*Task objective:* Each line of the material must be repeated precisely, with the pictures left out.

** START OF Stored data **

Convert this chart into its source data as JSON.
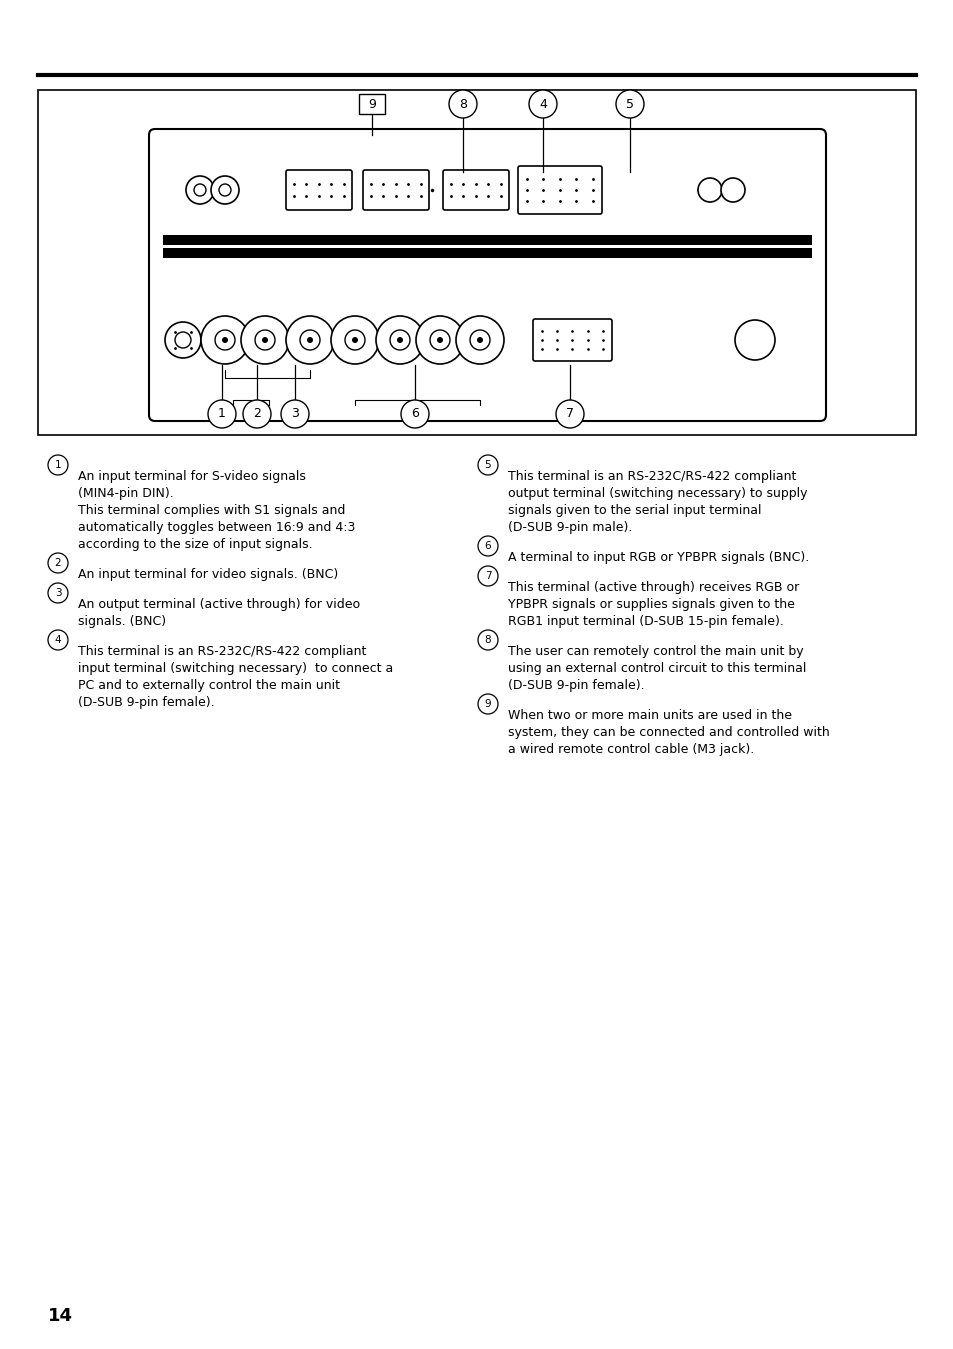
{
  "page_number": "14",
  "background_color": "#ffffff",
  "items_left": [
    {
      "num": "1",
      "lines": [
        "An input terminal for S-video signals",
        "(MIN4-pin DIN).",
        "This terminal complies with S1 signals and",
        "automatically toggles between 16:9 and 4:3",
        "according to the size of input signals."
      ]
    },
    {
      "num": "2",
      "lines": [
        "An input terminal for video signals. (BNC)"
      ]
    },
    {
      "num": "3",
      "lines": [
        "An output terminal (active through) for video",
        "signals. (BNC)"
      ]
    },
    {
      "num": "4",
      "lines": [
        "This terminal is an RS-232C/RS-422 compliant",
        "input terminal (switching necessary)  to connect a",
        "PC and to externally control the main unit",
        "(D-SUB 9-pin female)."
      ]
    }
  ],
  "items_right": [
    {
      "num": "5",
      "lines": [
        "This terminal is an RS-232C/RS-422 compliant",
        "output terminal (switching necessary) to supply",
        "signals given to the serial input terminal",
        "(D-SUB 9-pin male)."
      ]
    },
    {
      "num": "6",
      "lines": [
        "A terminal to input RGB or YPBPR signals (BNC)."
      ]
    },
    {
      "num": "7",
      "lines": [
        "This terminal (active through) receives RGB or",
        "YPBPR signals or supplies signals given to the",
        "RGB1 input terminal (D-SUB 15-pin female)."
      ]
    },
    {
      "num": "8",
      "lines": [
        "The user can remotely control the main unit by",
        "using an external control circuit to this terminal",
        "(D-SUB 9-pin female)."
      ]
    },
    {
      "num": "9",
      "lines": [
        "When two or more main units are used in the",
        "system, they can be connected and controlled with",
        "a wired remote control cable (M3 jack)."
      ]
    }
  ]
}
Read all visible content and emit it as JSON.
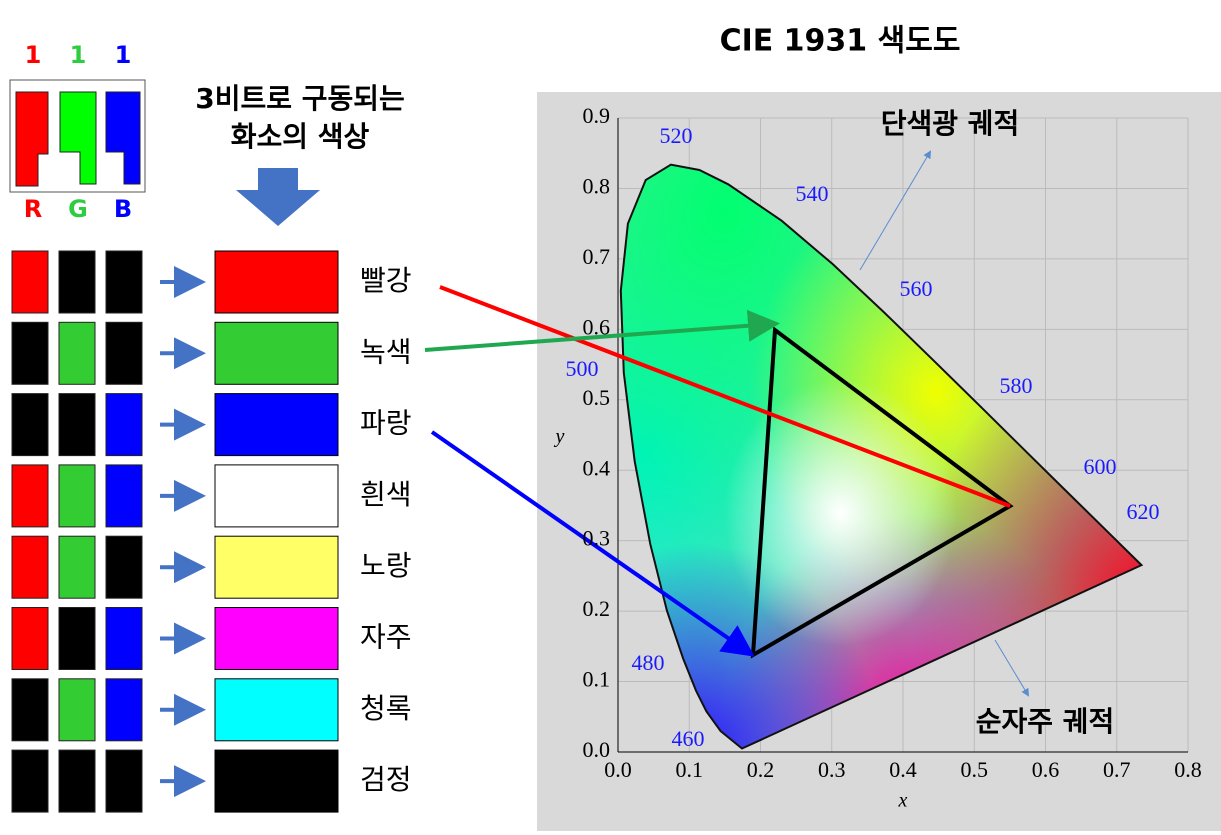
{
  "header": {
    "bits": [
      "1",
      "1",
      "1"
    ],
    "letters": [
      "R",
      "G",
      "B"
    ],
    "title_lines": [
      "3비트로 구동되는",
      "화소의 색상"
    ]
  },
  "rows": [
    {
      "label": "빨강"
    },
    {
      "label": "녹색"
    },
    {
      "label": "파랑"
    },
    {
      "label": "흰색"
    },
    {
      "label": "노랑"
    },
    {
      "label": "자주"
    },
    {
      "label": "청록"
    },
    {
      "label": "검정"
    }
  ],
  "cie": {
    "title": "CIE 1931 색도도",
    "xticks": [
      "0.0",
      "0.1",
      "0.2",
      "0.3",
      "0.4",
      "0.5",
      "0.6",
      "0.7",
      "0.8"
    ],
    "yticks": [
      "0.0",
      "0.1",
      "0.2",
      "0.3",
      "0.4",
      "0.5",
      "0.6",
      "0.7",
      "0.8",
      "0.9"
    ],
    "x_label": "x",
    "y_label": "y",
    "wavelengths": [
      "520",
      "540",
      "560",
      "580",
      "600",
      "620",
      "500",
      "480",
      "460"
    ],
    "locus_labels": [
      "단색광 궤적",
      "순자주 궤적"
    ]
  }
}
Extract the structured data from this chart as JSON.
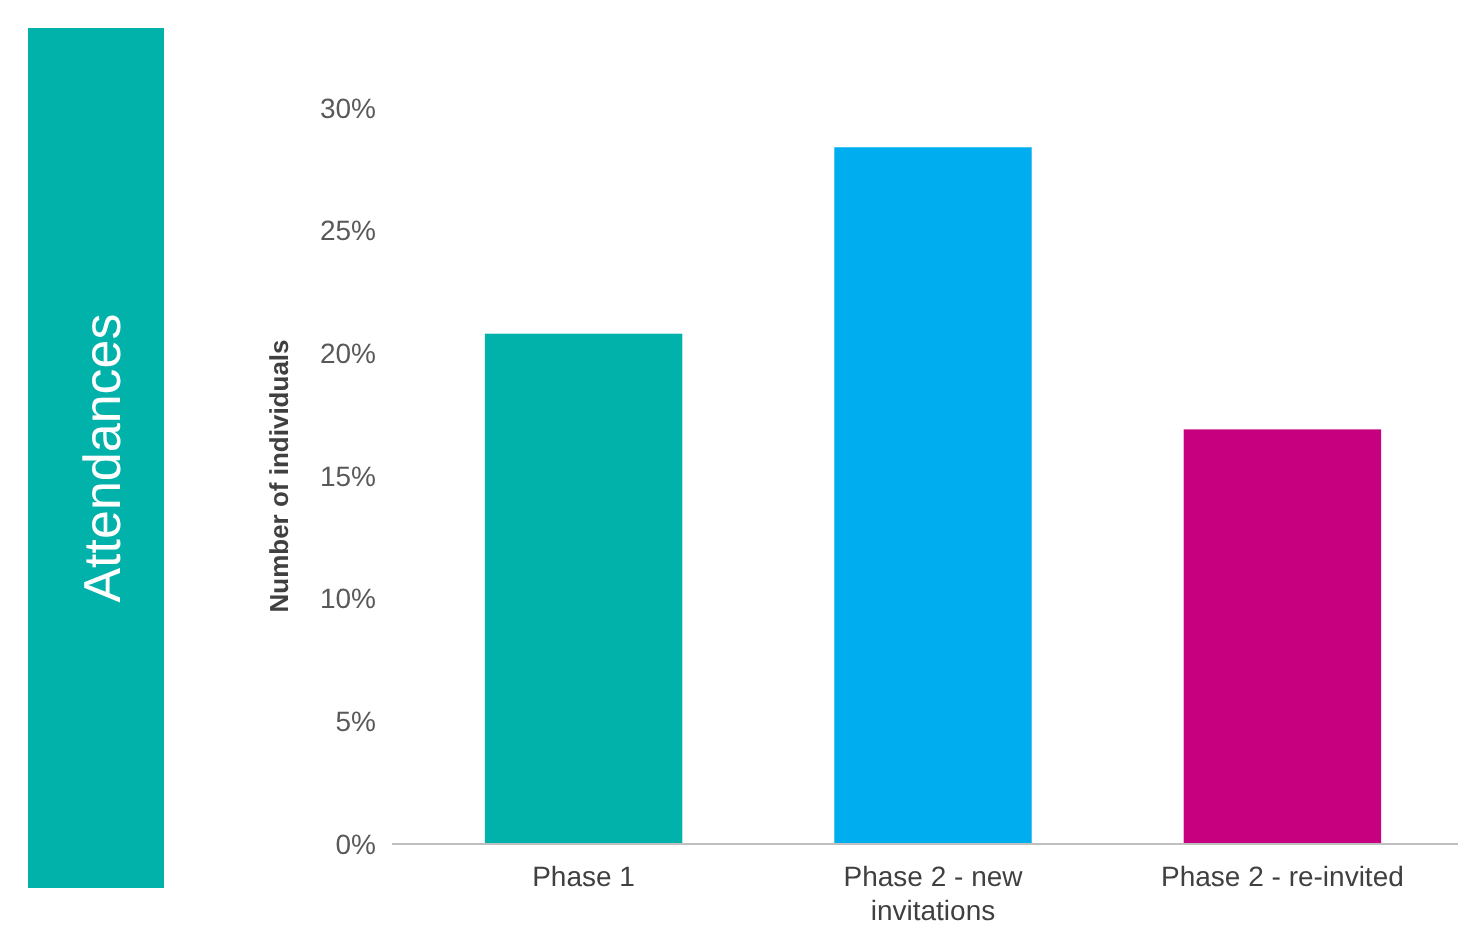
{
  "chart_data": {
    "type": "bar",
    "title": "Attendances",
    "ylabel": "Number of individuals",
    "categories": [
      "Phase 1",
      "Phase 2 - new invitations",
      "Phase 2 - re-invited"
    ],
    "values": [
      20.8,
      28.4,
      16.9
    ],
    "colors": [
      "#00b2a9",
      "#00aeef",
      "#c6007e"
    ],
    "ylim": [
      0,
      30
    ],
    "yticks": [
      {
        "value": 0,
        "label": "0%"
      },
      {
        "value": 5,
        "label": "5%"
      },
      {
        "value": 10,
        "label": "10%"
      },
      {
        "value": 15,
        "label": "15%"
      },
      {
        "value": 20,
        "label": "20%"
      },
      {
        "value": 25,
        "label": "25%"
      },
      {
        "value": 30,
        "label": "30%"
      }
    ],
    "grid": false
  }
}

** END OF Stored data **

*Result of the task:*
Convert this chart into its source data as JSON.
{
  "page_number": "14",
  "background_color": "#ffffff",
  "items_left": [
    {
      "num": "1",
      "lines": [
        "An input terminal for S-video signals",
        "(MIN4-pin DIN).",
        "This terminal complies with S1 signals and",
        "automatically toggles between 16:9 and 4:3",
        "according to the size of input signals."
      ]
    },
    {
      "num": "2",
      "lines": [
        "An input terminal for video signals. (BNC)"
      ]
    },
    {
      "num": "3",
      "lines": [
        "An output terminal (active through) for video",
        "signals. (BNC)"
      ]
    },
    {
      "num": "4",
      "lines": [
        "This terminal is an RS-232C/RS-422 compliant",
        "input terminal (switching necessary)  to connect a",
        "PC and to externally control the main unit",
        "(D-SUB 9-pin female)."
      ]
    }
  ],
  "items_right": [
    {
      "num": "5",
      "lines": [
        "This terminal is an RS-232C/RS-422 compliant",
        "output terminal (switching necessary) to supply",
        "signals given to the serial input terminal",
        "(D-SUB 9-pin male)."
      ]
    },
    {
      "num": "6",
      "lines": [
        "A terminal to input RGB or YPBPR signals (BNC)."
      ]
    },
    {
      "num": "7",
      "lines": [
        "This terminal (active through) receives RGB or",
        "YPBPR signals or supplies signals given to the",
        "RGB1 input terminal (D-SUB 15-pin female)."
      ]
    },
    {
      "num": "8",
      "lines": [
        "The user can remotely control the main unit by",
        "using an external control circuit to this terminal",
        "(D-SUB 9-pin female)."
      ]
    },
    {
      "num": "9",
      "lines": [
        "When two or more main units are used in the",
        "system, they can be connected and controlled with",
        "a wired remote control cable (M3 jack)."
      ]
    }
  ]
}
Read all visible content and emit it as JSON.
{
  "header": {
    "bits": [
      "1",
      "1",
      "1"
    ],
    "letters": [
      "R",
      "G",
      "B"
    ],
    "title_lines": [
      "3비트로 구동되는",
      "화소의 색상"
    ]
  },
  "rows": [
    {
      "label": "빨강"
    },
    {
      "label": "녹색"
    },
    {
      "label": "파랑"
    },
    {
      "label": "흰색"
    },
    {
      "label": "노랑"
    },
    {
      "label": "자주"
    },
    {
      "label": "청록"
    },
    {
      "label": "검정"
    }
  ],
  "cie": {
    "title": "CIE 1931 색도도",
    "xticks": [
      "0.0",
      "0.1",
      "0.2",
      "0.3",
      "0.4",
      "0.5",
      "0.6",
      "0.7",
      "0.8"
    ],
    "yticks": [
      "0.0",
      "0.1",
      "0.2",
      "0.3",
      "0.4",
      "0.5",
      "0.6",
      "0.7",
      "0.8",
      "0.9"
    ],
    "x_label": "x",
    "y_label": "y",
    "wavelengths": [
      "520",
      "540",
      "560",
      "580",
      "600",
      "620",
      "500",
      "480",
      "460"
    ],
    "locus_labels": [
      "단색광 궤적",
      "순자주 궤적"
    ]
  }
}
Extract the structured data from this chart as JSON.
{
  "chart_data": {
    "type": "bar",
    "title": "Attendances",
    "ylabel": "Number of individuals",
    "categories": [
      "Phase 1",
      "Phase 2 - new invitations",
      "Phase 2 - re-invited"
    ],
    "values": [
      20.8,
      28.4,
      16.9
    ],
    "colors": [
      "#00b2a9",
      "#00aeef",
      "#c6007e"
    ],
    "ylim": [
      0,
      30
    ],
    "yticks": [
      {
        "value": 0,
        "label": "0%"
      },
      {
        "value": 5,
        "label": "5%"
      },
      {
        "value": 10,
        "label": "10%"
      },
      {
        "value": 15,
        "label": "15%"
      },
      {
        "value": 20,
        "label": "20%"
      },
      {
        "value": 25,
        "label": "25%"
      },
      {
        "value": 30,
        "label": "30%"
      }
    ],
    "grid": false
  }
}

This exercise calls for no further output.